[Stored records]
[BEGIN]

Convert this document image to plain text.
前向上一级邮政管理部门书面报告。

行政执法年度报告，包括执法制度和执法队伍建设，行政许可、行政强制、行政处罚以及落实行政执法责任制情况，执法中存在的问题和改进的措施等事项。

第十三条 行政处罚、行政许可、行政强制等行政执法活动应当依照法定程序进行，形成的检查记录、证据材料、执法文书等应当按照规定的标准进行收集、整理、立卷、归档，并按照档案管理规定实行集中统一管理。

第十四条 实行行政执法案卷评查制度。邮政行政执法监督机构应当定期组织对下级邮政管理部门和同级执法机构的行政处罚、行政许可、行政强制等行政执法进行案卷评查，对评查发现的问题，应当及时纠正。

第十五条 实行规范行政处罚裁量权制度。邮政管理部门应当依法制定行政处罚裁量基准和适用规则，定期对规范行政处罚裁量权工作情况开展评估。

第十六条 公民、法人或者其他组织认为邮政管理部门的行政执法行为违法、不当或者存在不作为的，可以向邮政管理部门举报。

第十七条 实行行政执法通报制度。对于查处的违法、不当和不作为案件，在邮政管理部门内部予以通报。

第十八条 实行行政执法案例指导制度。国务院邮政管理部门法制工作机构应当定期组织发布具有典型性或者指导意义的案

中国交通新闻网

[END]

Take every line containing the word "行政许可" and copy it.

## FULL ANSWER
行政执法年度报告，包括执法制度和执法队伍建设，行政许可、行政强制、行政处罚以及落实行政执法责任制情况，执法中存在的问题和改进的措施等事项。
第十三条 行政处罚、行政许可、行政强制等行政执法活动应当依照法定程序进行，形成的检查记录、证据材料、执法文书等应当按照规定的标准进行收集、整理、立卷、归档，并按照档案管理规定实行集中统一管理。
第十四条 实行行政执法案卷评查制度。邮政行政执法监督机构应当定期组织对下级邮政管理部门和同级执法机构的行政处罚、行政许可、行政强制等行政执法进行案卷评查，对评查发现的问题，应当及时纠正。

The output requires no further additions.